• WHAT IS REQUIRED:
Every entry below should be transcribed exactly; pictures stay out of the copy.

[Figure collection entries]
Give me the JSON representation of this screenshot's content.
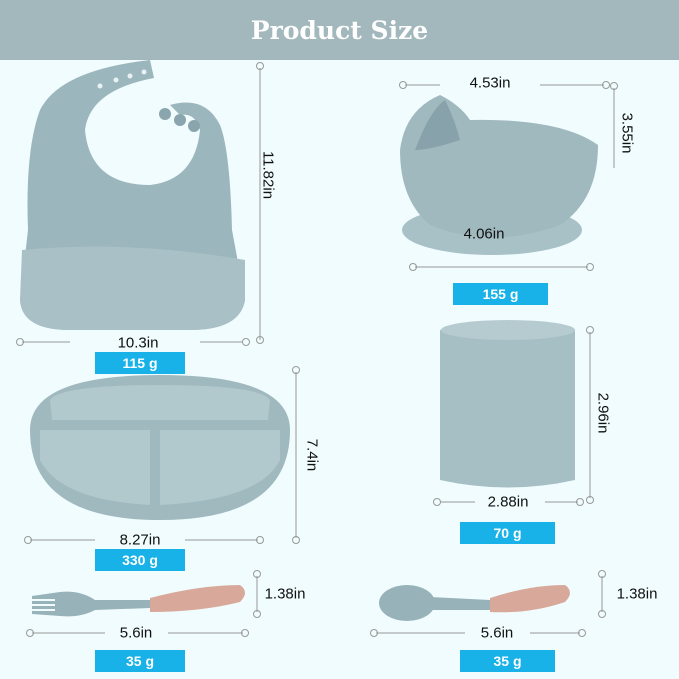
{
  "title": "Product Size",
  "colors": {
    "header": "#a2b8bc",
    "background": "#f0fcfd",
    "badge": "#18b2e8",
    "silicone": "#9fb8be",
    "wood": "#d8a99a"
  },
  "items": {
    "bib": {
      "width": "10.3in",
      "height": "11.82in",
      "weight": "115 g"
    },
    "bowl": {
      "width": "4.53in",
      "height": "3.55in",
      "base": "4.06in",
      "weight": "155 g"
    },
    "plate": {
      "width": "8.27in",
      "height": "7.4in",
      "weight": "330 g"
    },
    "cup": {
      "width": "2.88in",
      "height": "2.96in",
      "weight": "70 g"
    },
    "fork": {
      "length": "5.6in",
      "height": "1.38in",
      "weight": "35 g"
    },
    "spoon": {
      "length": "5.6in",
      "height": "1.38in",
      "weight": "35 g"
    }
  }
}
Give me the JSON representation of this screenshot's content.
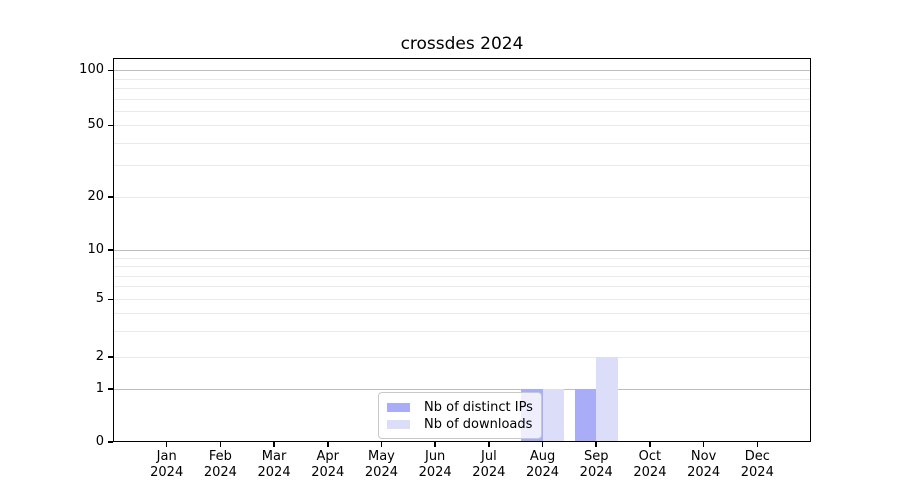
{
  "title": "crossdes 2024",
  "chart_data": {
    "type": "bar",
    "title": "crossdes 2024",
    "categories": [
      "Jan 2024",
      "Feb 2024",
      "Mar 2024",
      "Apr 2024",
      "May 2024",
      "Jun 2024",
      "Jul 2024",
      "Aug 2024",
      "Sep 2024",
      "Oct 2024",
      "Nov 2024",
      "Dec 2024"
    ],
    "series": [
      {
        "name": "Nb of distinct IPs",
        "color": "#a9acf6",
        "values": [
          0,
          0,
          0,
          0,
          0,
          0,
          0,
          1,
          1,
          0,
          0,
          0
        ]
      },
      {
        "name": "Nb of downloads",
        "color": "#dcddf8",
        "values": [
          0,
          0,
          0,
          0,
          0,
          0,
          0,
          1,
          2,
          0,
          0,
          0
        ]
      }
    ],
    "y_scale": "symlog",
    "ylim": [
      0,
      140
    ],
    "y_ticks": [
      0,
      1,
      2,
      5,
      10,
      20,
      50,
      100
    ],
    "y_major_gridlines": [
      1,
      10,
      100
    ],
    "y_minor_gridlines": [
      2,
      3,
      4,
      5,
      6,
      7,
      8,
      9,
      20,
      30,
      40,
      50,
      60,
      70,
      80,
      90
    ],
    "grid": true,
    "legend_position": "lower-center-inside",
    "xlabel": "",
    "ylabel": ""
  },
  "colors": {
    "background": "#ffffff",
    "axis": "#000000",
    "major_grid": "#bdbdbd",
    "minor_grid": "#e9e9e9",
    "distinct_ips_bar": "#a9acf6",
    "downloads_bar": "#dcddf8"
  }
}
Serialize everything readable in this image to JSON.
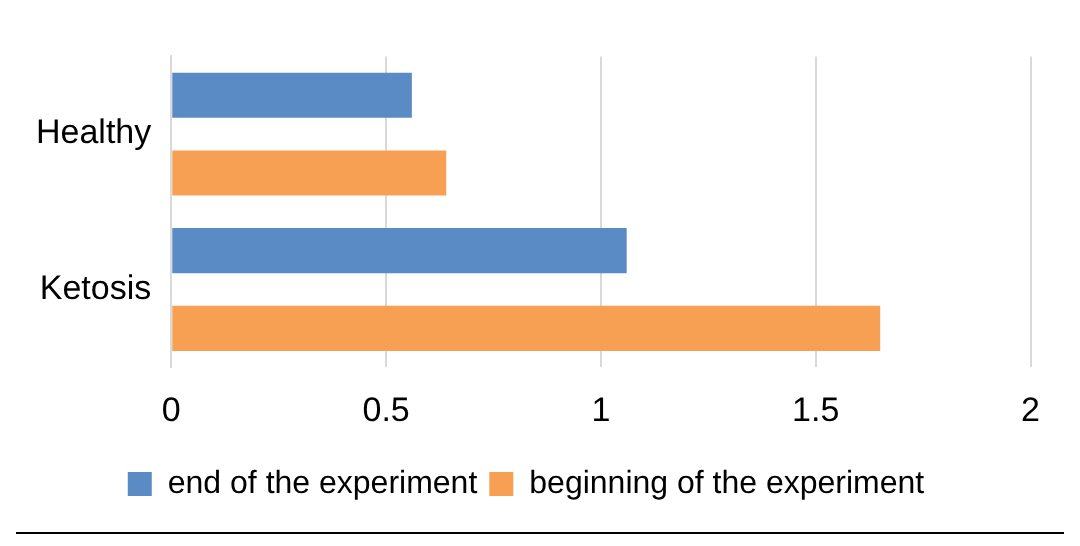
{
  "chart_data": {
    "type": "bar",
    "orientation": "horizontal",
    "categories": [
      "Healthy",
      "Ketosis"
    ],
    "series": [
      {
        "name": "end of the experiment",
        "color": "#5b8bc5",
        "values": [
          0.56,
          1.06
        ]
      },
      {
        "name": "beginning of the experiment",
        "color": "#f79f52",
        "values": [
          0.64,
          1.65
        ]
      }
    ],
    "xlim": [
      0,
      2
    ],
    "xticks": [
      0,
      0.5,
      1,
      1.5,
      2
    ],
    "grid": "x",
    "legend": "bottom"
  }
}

• EXERCISE OUTPUT:
Give me the JSON representation of this screenshot's content.
{
  "title": "Product Size",
  "colors": {
    "header": "#a2b8bc",
    "background": "#f0fcfd",
    "badge": "#18b2e8",
    "silicone": "#9fb8be",
    "wood": "#d8a99a"
  },
  "items": {
    "bib": {
      "width": "10.3in",
      "height": "11.82in",
      "weight": "115 g"
    },
    "bowl": {
      "width": "4.53in",
      "height": "3.55in",
      "base": "4.06in",
      "weight": "155 g"
    },
    "plate": {
      "width": "8.27in",
      "height": "7.4in",
      "weight": "330 g"
    },
    "cup": {
      "width": "2.88in",
      "height": "2.96in",
      "weight": "70 g"
    },
    "fork": {
      "length": "5.6in",
      "height": "1.38in",
      "weight": "35 g"
    },
    "spoon": {
      "length": "5.6in",
      "height": "1.38in",
      "weight": "35 g"
    }
  }
}
Give me the JSON representation of this screenshot's content.
{
  "title": "crossdes 2024",
  "chart_data": {
    "type": "bar",
    "title": "crossdes 2024",
    "categories": [
      "Jan 2024",
      "Feb 2024",
      "Mar 2024",
      "Apr 2024",
      "May 2024",
      "Jun 2024",
      "Jul 2024",
      "Aug 2024",
      "Sep 2024",
      "Oct 2024",
      "Nov 2024",
      "Dec 2024"
    ],
    "series": [
      {
        "name": "Nb of distinct IPs",
        "color": "#a9acf6",
        "values": [
          0,
          0,
          0,
          0,
          0,
          0,
          0,
          1,
          1,
          0,
          0,
          0
        ]
      },
      {
        "name": "Nb of downloads",
        "color": "#dcddf8",
        "values": [
          0,
          0,
          0,
          0,
          0,
          0,
          0,
          1,
          2,
          0,
          0,
          0
        ]
      }
    ],
    "y_scale": "symlog",
    "ylim": [
      0,
      140
    ],
    "y_ticks": [
      0,
      1,
      2,
      5,
      10,
      20,
      50,
      100
    ],
    "y_major_gridlines": [
      1,
      10,
      100
    ],
    "y_minor_gridlines": [
      2,
      3,
      4,
      5,
      6,
      7,
      8,
      9,
      20,
      30,
      40,
      50,
      60,
      70,
      80,
      90
    ],
    "grid": true,
    "legend_position": "lower-center-inside",
    "xlabel": "",
    "ylabel": ""
  },
  "colors": {
    "background": "#ffffff",
    "axis": "#000000",
    "major_grid": "#bdbdbd",
    "minor_grid": "#e9e9e9",
    "distinct_ips_bar": "#a9acf6",
    "downloads_bar": "#dcddf8"
  }
}
Serialize everything readable in this image to JSON.
{
  "chart_data": {
    "type": "bar",
    "orientation": "horizontal",
    "categories": [
      "Healthy",
      "Ketosis"
    ],
    "series": [
      {
        "name": "end of the experiment",
        "color": "#5b8bc5",
        "values": [
          0.56,
          1.06
        ]
      },
      {
        "name": "beginning of the experiment",
        "color": "#f79f52",
        "values": [
          0.64,
          1.65
        ]
      }
    ],
    "xlim": [
      0,
      2
    ],
    "xticks": [
      0,
      0.5,
      1,
      1.5,
      2
    ],
    "grid": "x",
    "legend": "bottom"
  }
}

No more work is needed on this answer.